**WORKING DATA**

------------------------------------------------------------------------

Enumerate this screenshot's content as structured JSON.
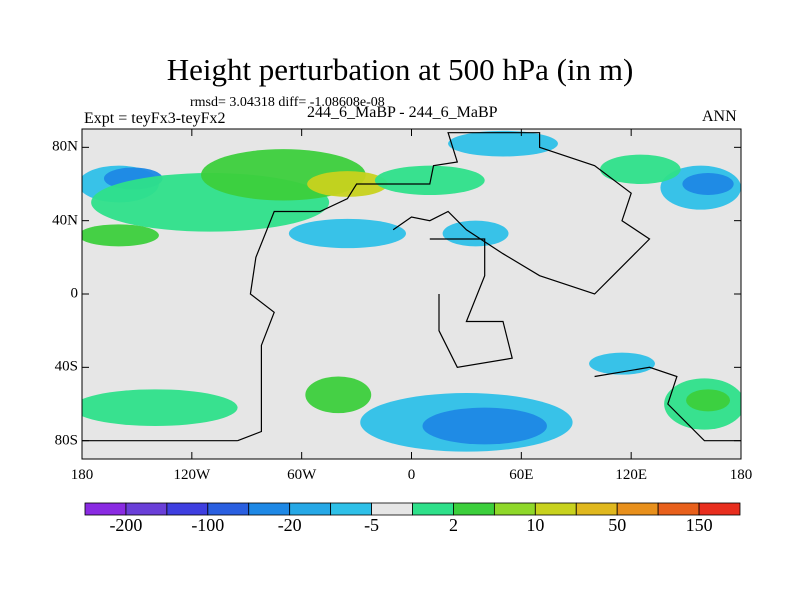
{
  "chart_data": {
    "type": "heatmap",
    "title": "Height perturbation at 500 hPa (in m)",
    "stats_line": "rmsd= 3.04318 diff= -1.08608e-08",
    "left_label": "Expt = teyFx3-teyFx2",
    "center_label": "244_6_MaBP - 244_6_MaBP",
    "right_label": "ANN",
    "xlim": [
      -180,
      180
    ],
    "ylim": [
      -90,
      90
    ],
    "x_ticks": [
      {
        "value": -180,
        "label": "180"
      },
      {
        "value": -120,
        "label": "120W"
      },
      {
        "value": -60,
        "label": "60W"
      },
      {
        "value": 0,
        "label": "0"
      },
      {
        "value": 60,
        "label": "60E"
      },
      {
        "value": 120,
        "label": "120E"
      },
      {
        "value": 180,
        "label": "180"
      }
    ],
    "y_ticks": [
      {
        "value": 80,
        "label": "80N"
      },
      {
        "value": 40,
        "label": "40N"
      },
      {
        "value": 0,
        "label": "0"
      },
      {
        "value": -40,
        "label": "40S"
      },
      {
        "value": -80,
        "label": "80S"
      }
    ],
    "colorbar": {
      "colors": [
        "#8a2be2",
        "#6a3fd8",
        "#3f3fe0",
        "#2a5fe0",
        "#1e88e5",
        "#26a8e6",
        "#2ec0e8",
        "#e6e6e6",
        "#2ee08a",
        "#3ccf3c",
        "#8fd82a",
        "#c8d21e",
        "#e0b81e",
        "#e8901c",
        "#e8601c",
        "#e82e1e"
      ],
      "labels": [
        {
          "at_boundary": 1,
          "text": "-200"
        },
        {
          "at_boundary": 3,
          "text": "-100"
        },
        {
          "at_boundary": 5,
          "text": "-20"
        },
        {
          "at_boundary": 7,
          "text": "-5"
        },
        {
          "at_boundary": 9,
          "text": "2"
        },
        {
          "at_boundary": 11,
          "text": "10"
        },
        {
          "at_boundary": 13,
          "text": "50"
        },
        {
          "at_boundary": 15,
          "text": "150"
        }
      ]
    },
    "anomaly_regions": [
      {
        "lon": -160,
        "lat": 60,
        "rlon": 22,
        "rlat": 10,
        "level": -5
      },
      {
        "lon": -152,
        "lat": 63,
        "rlon": 16,
        "rlat": 6,
        "level": -20
      },
      {
        "lon": 158,
        "lat": 58,
        "rlon": 22,
        "rlat": 12,
        "level": -5
      },
      {
        "lon": 162,
        "lat": 60,
        "rlon": 14,
        "rlat": 6,
        "level": -20
      },
      {
        "lon": 50,
        "lat": 82,
        "rlon": 30,
        "rlat": 7,
        "level": -5
      },
      {
        "lon": -35,
        "lat": 33,
        "rlon": 32,
        "rlat": 8,
        "level": -5
      },
      {
        "lon": 35,
        "lat": 33,
        "rlon": 18,
        "rlat": 7,
        "level": -5
      },
      {
        "lon": -110,
        "lat": 50,
        "rlon": 65,
        "rlat": 16,
        "level": 2
      },
      {
        "lon": -70,
        "lat": 65,
        "rlon": 45,
        "rlat": 14,
        "level": 10
      },
      {
        "lon": -35,
        "lat": 60,
        "rlon": 22,
        "rlat": 7,
        "level": 50
      },
      {
        "lon": -160,
        "lat": 32,
        "rlon": 22,
        "rlat": 6,
        "level": 10
      },
      {
        "lon": 10,
        "lat": 62,
        "rlon": 30,
        "rlat": 8,
        "level": 2
      },
      {
        "lon": 125,
        "lat": 68,
        "rlon": 22,
        "rlat": 8,
        "level": 2
      },
      {
        "lon": 30,
        "lat": -70,
        "rlon": 58,
        "rlat": 16,
        "level": -5
      },
      {
        "lon": 40,
        "lat": -72,
        "rlon": 34,
        "rlat": 10,
        "level": -20
      },
      {
        "lon": -140,
        "lat": -62,
        "rlon": 45,
        "rlat": 10,
        "level": 2
      },
      {
        "lon": -40,
        "lat": -55,
        "rlon": 18,
        "rlat": 10,
        "level": 10
      },
      {
        "lon": 160,
        "lat": -60,
        "rlon": 22,
        "rlat": 14,
        "level": 2
      },
      {
        "lon": 162,
        "lat": -58,
        "rlon": 12,
        "rlat": 6,
        "level": 10
      },
      {
        "lon": 115,
        "lat": -38,
        "rlon": 18,
        "rlat": 6,
        "level": -5
      }
    ],
    "land_outlines": [
      [
        [
          -95,
          -80
        ],
        [
          -180,
          -80
        ]
      ],
      [
        [
          -95,
          -80
        ],
        [
          -82,
          -75
        ],
        [
          -82,
          -28
        ],
        [
          -75,
          -10
        ],
        [
          -88,
          0
        ],
        [
          -85,
          20
        ],
        [
          -75,
          45
        ],
        [
          -50,
          45
        ],
        [
          -35,
          52
        ],
        [
          -30,
          60
        ],
        [
          10,
          60
        ],
        [
          12,
          70
        ],
        [
          25,
          72
        ],
        [
          20,
          88
        ],
        [
          70,
          88
        ],
        [
          70,
          80
        ],
        [
          100,
          70
        ],
        [
          120,
          55
        ],
        [
          115,
          40
        ],
        [
          130,
          30
        ],
        [
          110,
          10
        ],
        [
          100,
          0
        ],
        [
          70,
          10
        ],
        [
          50,
          22
        ],
        [
          30,
          35
        ],
        [
          20,
          45
        ],
        [
          10,
          40
        ],
        [
          0,
          42
        ],
        [
          -10,
          35
        ]
      ],
      [
        [
          10,
          30
        ],
        [
          40,
          30
        ],
        [
          40,
          10
        ],
        [
          30,
          -15
        ],
        [
          50,
          -15
        ],
        [
          55,
          -35
        ],
        [
          25,
          -40
        ],
        [
          15,
          -20
        ],
        [
          15,
          0
        ]
      ],
      [
        [
          100,
          -45
        ],
        [
          130,
          -40
        ],
        [
          145,
          -45
        ],
        [
          140,
          -60
        ],
        [
          160,
          -80
        ],
        [
          180,
          -80
        ]
      ]
    ]
  }
}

------------------------------------------------------------------------

**WHAT THE TASK ASKS**
Set each line of the records down exactly, leaving every picture out.

**EXERCISE RESULT**
Enumerate this screenshot's content as structured JSON.
{
  "chart_data": {
    "type": "heatmap",
    "title": "Height perturbation at 500 hPa (in m)",
    "stats_line": "rmsd= 3.04318 diff= -1.08608e-08",
    "left_label": "Expt = teyFx3-teyFx2",
    "center_label": "244_6_MaBP - 244_6_MaBP",
    "right_label": "ANN",
    "xlim": [
      -180,
      180
    ],
    "ylim": [
      -90,
      90
    ],
    "x_ticks": [
      {
        "value": -180,
        "label": "180"
      },
      {
        "value": -120,
        "label": "120W"
      },
      {
        "value": -60,
        "label": "60W"
      },
      {
        "value": 0,
        "label": "0"
      },
      {
        "value": 60,
        "label": "60E"
      },
      {
        "value": 120,
        "label": "120E"
      },
      {
        "value": 180,
        "label": "180"
      }
    ],
    "y_ticks": [
      {
        "value": 80,
        "label": "80N"
      },
      {
        "value": 40,
        "label": "40N"
      },
      {
        "value": 0,
        "label": "0"
      },
      {
        "value": -40,
        "label": "40S"
      },
      {
        "value": -80,
        "label": "80S"
      }
    ],
    "colorbar": {
      "colors": [
        "#8a2be2",
        "#6a3fd8",
        "#3f3fe0",
        "#2a5fe0",
        "#1e88e5",
        "#26a8e6",
        "#2ec0e8",
        "#e6e6e6",
        "#2ee08a",
        "#3ccf3c",
        "#8fd82a",
        "#c8d21e",
        "#e0b81e",
        "#e8901c",
        "#e8601c",
        "#e82e1e"
      ],
      "labels": [
        {
          "at_boundary": 1,
          "text": "-200"
        },
        {
          "at_boundary": 3,
          "text": "-100"
        },
        {
          "at_boundary": 5,
          "text": "-20"
        },
        {
          "at_boundary": 7,
          "text": "-5"
        },
        {
          "at_boundary": 9,
          "text": "2"
        },
        {
          "at_boundary": 11,
          "text": "10"
        },
        {
          "at_boundary": 13,
          "text": "50"
        },
        {
          "at_boundary": 15,
          "text": "150"
        }
      ]
    },
    "anomaly_regions": [
      {
        "lon": -160,
        "lat": 60,
        "rlon": 22,
        "rlat": 10,
        "level": -5
      },
      {
        "lon": -152,
        "lat": 63,
        "rlon": 16,
        "rlat": 6,
        "level": -20
      },
      {
        "lon": 158,
        "lat": 58,
        "rlon": 22,
        "rlat": 12,
        "level": -5
      },
      {
        "lon": 162,
        "lat": 60,
        "rlon": 14,
        "rlat": 6,
        "level": -20
      },
      {
        "lon": 50,
        "lat": 82,
        "rlon": 30,
        "rlat": 7,
        "level": -5
      },
      {
        "lon": -35,
        "lat": 33,
        "rlon": 32,
        "rlat": 8,
        "level": -5
      },
      {
        "lon": 35,
        "lat": 33,
        "rlon": 18,
        "rlat": 7,
        "level": -5
      },
      {
        "lon": -110,
        "lat": 50,
        "rlon": 65,
        "rlat": 16,
        "level": 2
      },
      {
        "lon": -70,
        "lat": 65,
        "rlon": 45,
        "rlat": 14,
        "level": 10
      },
      {
        "lon": -35,
        "lat": 60,
        "rlon": 22,
        "rlat": 7,
        "level": 50
      },
      {
        "lon": -160,
        "lat": 32,
        "rlon": 22,
        "rlat": 6,
        "level": 10
      },
      {
        "lon": 10,
        "lat": 62,
        "rlon": 30,
        "rlat": 8,
        "level": 2
      },
      {
        "lon": 125,
        "lat": 68,
        "rlon": 22,
        "rlat": 8,
        "level": 2
      },
      {
        "lon": 30,
        "lat": -70,
        "rlon": 58,
        "rlat": 16,
        "level": -5
      },
      {
        "lon": 40,
        "lat": -72,
        "rlon": 34,
        "rlat": 10,
        "level": -20
      },
      {
        "lon": -140,
        "lat": -62,
        "rlon": 45,
        "rlat": 10,
        "level": 2
      },
      {
        "lon": -40,
        "lat": -55,
        "rlon": 18,
        "rlat": 10,
        "level": 10
      },
      {
        "lon": 160,
        "lat": -60,
        "rlon": 22,
        "rlat": 14,
        "level": 2
      },
      {
        "lon": 162,
        "lat": -58,
        "rlon": 12,
        "rlat": 6,
        "level": 10
      },
      {
        "lon": 115,
        "lat": -38,
        "rlon": 18,
        "rlat": 6,
        "level": -5
      }
    ],
    "land_outlines": [
      [
        [
          -95,
          -80
        ],
        [
          -180,
          -80
        ]
      ],
      [
        [
          -95,
          -80
        ],
        [
          -82,
          -75
        ],
        [
          -82,
          -28
        ],
        [
          -75,
          -10
        ],
        [
          -88,
          0
        ],
        [
          -85,
          20
        ],
        [
          -75,
          45
        ],
        [
          -50,
          45
        ],
        [
          -35,
          52
        ],
        [
          -30,
          60
        ],
        [
          10,
          60
        ],
        [
          12,
          70
        ],
        [
          25,
          72
        ],
        [
          20,
          88
        ],
        [
          70,
          88
        ],
        [
          70,
          80
        ],
        [
          100,
          70
        ],
        [
          120,
          55
        ],
        [
          115,
          40
        ],
        [
          130,
          30
        ],
        [
          110,
          10
        ],
        [
          100,
          0
        ],
        [
          70,
          10
        ],
        [
          50,
          22
        ],
        [
          30,
          35
        ],
        [
          20,
          45
        ],
        [
          10,
          40
        ],
        [
          0,
          42
        ],
        [
          -10,
          35
        ]
      ],
      [
        [
          10,
          30
        ],
        [
          40,
          30
        ],
        [
          40,
          10
        ],
        [
          30,
          -15
        ],
        [
          50,
          -15
        ],
        [
          55,
          -35
        ],
        [
          25,
          -40
        ],
        [
          15,
          -20
        ],
        [
          15,
          0
        ]
      ],
      [
        [
          100,
          -45
        ],
        [
          130,
          -40
        ],
        [
          145,
          -45
        ],
        [
          140,
          -60
        ],
        [
          160,
          -80
        ],
        [
          180,
          -80
        ]
      ]
    ]
  }
}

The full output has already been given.